> _TO BE DONE_
From the listing below, pick out each line with the word "приема".

Saved data entries

--

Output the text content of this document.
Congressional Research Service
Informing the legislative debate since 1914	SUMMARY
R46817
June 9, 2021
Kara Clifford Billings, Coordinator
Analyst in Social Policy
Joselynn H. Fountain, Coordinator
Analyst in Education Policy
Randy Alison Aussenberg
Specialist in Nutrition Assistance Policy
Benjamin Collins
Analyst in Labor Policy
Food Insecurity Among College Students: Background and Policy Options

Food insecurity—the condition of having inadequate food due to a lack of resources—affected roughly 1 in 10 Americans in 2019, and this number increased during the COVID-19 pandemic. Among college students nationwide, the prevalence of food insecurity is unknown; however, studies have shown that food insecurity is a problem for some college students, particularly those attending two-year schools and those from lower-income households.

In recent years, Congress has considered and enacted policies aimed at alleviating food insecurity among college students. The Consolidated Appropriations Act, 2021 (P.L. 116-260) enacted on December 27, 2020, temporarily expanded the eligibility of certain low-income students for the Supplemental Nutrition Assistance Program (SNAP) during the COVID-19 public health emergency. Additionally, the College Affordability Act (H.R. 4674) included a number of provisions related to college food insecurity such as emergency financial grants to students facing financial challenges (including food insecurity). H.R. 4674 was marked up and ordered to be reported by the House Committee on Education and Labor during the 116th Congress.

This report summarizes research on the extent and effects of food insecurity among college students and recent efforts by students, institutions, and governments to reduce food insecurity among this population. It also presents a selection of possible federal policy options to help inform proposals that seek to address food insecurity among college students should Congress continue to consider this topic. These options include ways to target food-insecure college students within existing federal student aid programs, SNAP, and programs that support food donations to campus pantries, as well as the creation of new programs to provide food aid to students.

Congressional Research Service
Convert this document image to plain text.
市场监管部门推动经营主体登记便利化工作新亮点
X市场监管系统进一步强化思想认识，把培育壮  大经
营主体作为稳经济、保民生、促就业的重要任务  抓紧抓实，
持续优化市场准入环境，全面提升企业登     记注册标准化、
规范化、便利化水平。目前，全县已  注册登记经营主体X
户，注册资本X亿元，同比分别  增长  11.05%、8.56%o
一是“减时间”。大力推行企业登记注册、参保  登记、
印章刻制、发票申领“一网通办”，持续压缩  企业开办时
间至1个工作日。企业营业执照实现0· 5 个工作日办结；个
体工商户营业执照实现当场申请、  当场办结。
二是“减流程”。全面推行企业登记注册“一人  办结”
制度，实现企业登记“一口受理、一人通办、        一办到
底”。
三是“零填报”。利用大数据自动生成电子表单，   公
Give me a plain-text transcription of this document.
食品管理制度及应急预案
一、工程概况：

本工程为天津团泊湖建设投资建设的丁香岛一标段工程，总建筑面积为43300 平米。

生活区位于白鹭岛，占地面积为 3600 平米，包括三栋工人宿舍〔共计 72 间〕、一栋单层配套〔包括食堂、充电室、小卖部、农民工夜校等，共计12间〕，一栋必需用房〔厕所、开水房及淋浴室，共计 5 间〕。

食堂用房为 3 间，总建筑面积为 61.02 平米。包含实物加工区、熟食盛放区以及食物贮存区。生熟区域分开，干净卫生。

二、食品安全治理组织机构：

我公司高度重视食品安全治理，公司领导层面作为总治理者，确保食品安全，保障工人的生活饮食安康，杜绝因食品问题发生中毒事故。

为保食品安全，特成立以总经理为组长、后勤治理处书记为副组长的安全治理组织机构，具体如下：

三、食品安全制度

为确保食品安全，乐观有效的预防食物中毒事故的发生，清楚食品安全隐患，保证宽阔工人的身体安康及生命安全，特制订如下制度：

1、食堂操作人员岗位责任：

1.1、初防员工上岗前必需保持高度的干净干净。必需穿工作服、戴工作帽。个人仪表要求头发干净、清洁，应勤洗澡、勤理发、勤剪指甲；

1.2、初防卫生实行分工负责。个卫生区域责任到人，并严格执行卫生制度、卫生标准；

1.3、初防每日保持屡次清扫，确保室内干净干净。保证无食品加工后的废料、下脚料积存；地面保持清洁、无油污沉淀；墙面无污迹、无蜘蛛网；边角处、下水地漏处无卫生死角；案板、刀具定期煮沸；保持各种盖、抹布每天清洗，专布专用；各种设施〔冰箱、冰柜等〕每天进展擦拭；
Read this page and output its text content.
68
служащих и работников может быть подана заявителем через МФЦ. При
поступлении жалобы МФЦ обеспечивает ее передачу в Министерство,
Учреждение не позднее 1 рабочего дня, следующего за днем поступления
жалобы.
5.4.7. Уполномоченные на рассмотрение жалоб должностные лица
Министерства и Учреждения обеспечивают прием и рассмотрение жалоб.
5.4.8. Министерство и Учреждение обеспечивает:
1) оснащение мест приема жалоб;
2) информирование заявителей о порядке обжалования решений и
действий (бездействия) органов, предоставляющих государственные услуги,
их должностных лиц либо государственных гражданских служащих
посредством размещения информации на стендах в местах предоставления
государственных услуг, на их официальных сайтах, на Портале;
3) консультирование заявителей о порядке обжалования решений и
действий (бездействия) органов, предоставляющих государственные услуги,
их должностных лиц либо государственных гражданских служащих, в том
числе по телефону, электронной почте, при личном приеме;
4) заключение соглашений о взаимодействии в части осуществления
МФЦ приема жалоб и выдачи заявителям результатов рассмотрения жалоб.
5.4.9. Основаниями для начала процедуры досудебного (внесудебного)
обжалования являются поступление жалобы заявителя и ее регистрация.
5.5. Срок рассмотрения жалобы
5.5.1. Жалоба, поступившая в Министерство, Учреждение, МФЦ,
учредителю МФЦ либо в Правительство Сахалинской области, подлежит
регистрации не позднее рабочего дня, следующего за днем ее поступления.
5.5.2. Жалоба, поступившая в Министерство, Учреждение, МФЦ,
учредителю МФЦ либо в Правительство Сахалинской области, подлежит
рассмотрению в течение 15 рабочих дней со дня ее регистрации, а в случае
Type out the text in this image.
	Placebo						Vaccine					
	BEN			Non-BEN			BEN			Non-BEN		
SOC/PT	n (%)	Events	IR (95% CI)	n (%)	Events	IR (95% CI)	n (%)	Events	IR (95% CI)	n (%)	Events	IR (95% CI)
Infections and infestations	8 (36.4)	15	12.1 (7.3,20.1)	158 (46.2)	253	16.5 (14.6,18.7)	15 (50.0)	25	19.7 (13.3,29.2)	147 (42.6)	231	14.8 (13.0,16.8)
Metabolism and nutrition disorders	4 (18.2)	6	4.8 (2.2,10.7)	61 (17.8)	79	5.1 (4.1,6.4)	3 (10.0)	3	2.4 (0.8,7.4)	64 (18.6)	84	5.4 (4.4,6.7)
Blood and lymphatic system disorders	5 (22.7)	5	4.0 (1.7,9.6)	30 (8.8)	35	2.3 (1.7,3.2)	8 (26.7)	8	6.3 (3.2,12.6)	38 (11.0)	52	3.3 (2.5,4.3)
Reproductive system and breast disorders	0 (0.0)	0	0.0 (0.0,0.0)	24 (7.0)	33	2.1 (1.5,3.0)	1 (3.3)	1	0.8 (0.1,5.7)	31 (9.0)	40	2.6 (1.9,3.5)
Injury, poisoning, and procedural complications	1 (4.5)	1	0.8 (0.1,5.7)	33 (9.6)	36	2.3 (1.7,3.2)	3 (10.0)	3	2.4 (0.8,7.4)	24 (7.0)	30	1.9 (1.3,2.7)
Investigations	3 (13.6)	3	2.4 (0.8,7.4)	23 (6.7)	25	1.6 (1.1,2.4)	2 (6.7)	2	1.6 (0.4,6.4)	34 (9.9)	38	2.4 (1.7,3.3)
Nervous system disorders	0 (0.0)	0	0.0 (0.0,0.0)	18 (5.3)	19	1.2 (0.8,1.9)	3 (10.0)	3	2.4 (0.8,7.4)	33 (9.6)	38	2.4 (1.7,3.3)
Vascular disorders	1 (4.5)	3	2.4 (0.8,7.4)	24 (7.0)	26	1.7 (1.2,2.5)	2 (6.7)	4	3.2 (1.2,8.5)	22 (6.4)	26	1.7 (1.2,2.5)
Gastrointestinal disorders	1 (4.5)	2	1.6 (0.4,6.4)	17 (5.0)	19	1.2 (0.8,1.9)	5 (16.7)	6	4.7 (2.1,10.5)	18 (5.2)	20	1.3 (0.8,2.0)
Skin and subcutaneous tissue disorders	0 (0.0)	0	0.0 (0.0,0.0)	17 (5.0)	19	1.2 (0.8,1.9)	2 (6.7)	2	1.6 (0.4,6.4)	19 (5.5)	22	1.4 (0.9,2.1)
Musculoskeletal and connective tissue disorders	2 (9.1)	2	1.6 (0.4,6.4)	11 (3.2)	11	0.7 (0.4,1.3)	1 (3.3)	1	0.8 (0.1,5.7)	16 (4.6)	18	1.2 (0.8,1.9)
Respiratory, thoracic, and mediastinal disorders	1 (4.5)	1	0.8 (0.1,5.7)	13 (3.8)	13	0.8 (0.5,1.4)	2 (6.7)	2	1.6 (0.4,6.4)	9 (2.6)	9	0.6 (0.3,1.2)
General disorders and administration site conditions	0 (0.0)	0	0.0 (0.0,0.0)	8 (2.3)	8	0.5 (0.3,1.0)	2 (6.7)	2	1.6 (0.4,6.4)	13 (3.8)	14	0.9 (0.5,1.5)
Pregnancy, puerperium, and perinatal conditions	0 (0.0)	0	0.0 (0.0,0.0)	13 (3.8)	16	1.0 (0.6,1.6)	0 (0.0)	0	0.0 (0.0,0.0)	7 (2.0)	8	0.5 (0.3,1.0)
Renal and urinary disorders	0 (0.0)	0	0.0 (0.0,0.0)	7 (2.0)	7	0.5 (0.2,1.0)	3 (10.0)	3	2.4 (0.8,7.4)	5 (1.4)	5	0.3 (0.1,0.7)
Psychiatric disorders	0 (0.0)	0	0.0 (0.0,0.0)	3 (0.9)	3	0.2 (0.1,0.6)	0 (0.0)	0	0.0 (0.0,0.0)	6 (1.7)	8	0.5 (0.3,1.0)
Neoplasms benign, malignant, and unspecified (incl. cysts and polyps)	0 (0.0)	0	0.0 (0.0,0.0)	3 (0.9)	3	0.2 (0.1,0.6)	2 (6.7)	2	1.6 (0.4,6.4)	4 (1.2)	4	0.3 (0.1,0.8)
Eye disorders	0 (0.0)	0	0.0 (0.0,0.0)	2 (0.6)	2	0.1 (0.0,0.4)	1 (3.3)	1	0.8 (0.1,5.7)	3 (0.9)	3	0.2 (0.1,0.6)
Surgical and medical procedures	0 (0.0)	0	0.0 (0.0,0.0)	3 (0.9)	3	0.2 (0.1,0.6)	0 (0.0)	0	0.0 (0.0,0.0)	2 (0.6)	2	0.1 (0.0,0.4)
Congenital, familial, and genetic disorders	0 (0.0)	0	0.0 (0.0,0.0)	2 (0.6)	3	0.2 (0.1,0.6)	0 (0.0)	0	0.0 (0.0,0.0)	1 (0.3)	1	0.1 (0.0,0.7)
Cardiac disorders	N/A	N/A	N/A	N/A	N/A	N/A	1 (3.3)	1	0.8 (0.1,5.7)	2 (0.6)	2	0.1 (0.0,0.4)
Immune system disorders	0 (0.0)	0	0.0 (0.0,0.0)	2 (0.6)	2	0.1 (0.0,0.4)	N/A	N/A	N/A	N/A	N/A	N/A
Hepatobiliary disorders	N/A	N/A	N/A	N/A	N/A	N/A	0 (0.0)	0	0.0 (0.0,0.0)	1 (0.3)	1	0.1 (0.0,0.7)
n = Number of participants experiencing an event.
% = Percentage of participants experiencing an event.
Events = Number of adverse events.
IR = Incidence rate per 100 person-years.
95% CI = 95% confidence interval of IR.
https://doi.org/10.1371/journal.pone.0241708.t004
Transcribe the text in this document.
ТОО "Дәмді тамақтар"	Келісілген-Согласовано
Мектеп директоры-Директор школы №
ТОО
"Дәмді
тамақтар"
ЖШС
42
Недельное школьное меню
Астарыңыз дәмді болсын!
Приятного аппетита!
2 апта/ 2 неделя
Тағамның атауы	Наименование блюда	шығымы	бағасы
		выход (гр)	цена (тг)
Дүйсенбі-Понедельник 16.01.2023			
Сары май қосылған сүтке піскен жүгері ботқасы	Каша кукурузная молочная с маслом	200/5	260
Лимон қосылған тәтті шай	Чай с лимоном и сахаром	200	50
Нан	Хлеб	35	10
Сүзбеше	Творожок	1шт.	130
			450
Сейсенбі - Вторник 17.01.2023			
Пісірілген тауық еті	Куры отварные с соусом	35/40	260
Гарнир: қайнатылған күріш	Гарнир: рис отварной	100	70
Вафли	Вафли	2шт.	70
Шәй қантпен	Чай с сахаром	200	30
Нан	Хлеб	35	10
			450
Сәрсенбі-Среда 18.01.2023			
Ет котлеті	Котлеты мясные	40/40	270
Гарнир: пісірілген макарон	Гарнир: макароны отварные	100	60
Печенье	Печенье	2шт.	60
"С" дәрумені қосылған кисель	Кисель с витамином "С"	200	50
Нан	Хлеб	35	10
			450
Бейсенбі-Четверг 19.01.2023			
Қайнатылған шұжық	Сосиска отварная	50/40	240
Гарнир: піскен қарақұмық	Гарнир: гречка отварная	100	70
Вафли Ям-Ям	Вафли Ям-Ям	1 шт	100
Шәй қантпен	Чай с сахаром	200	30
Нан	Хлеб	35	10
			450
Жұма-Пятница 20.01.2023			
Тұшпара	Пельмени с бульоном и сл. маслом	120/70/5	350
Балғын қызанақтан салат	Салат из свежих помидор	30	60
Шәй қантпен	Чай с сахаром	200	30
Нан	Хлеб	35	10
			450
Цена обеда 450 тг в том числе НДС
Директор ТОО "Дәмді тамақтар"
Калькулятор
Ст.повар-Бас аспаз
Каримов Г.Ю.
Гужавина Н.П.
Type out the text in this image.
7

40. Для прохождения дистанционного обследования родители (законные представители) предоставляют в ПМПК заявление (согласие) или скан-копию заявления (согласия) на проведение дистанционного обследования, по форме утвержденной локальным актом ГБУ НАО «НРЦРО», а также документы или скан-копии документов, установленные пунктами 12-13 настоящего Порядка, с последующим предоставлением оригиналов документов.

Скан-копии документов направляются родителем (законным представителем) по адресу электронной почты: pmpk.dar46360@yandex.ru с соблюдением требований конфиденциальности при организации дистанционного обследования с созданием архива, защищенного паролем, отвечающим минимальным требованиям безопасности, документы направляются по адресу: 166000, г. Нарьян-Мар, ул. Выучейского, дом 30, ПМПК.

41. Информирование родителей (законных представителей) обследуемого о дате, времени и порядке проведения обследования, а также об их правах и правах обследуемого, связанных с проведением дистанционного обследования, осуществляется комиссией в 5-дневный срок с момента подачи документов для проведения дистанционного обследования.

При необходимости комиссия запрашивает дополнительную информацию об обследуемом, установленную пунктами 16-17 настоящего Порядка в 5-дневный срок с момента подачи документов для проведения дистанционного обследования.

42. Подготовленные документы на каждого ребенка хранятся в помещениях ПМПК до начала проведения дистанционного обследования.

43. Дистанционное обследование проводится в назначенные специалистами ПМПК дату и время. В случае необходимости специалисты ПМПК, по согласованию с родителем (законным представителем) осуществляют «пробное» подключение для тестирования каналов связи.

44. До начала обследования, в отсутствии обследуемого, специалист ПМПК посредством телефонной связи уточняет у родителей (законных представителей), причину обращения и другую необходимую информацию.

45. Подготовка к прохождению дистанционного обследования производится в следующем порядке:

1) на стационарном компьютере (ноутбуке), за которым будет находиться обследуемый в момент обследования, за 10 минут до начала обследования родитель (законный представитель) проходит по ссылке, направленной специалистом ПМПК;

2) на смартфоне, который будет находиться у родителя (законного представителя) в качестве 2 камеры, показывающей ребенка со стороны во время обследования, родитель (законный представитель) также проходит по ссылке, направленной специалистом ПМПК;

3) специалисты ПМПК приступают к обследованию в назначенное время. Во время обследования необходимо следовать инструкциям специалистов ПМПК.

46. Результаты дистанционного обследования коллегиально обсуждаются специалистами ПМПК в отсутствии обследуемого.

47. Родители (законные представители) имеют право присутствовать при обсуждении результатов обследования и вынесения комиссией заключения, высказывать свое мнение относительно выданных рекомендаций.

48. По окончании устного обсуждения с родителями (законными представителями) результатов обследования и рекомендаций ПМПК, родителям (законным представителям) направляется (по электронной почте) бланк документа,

--

> _SOLVED EXERCISE_
1) оснащение мест приема жалоб;
МФЦ приема жалоб и выдачи заявителям результатов рассмотрения жалоб.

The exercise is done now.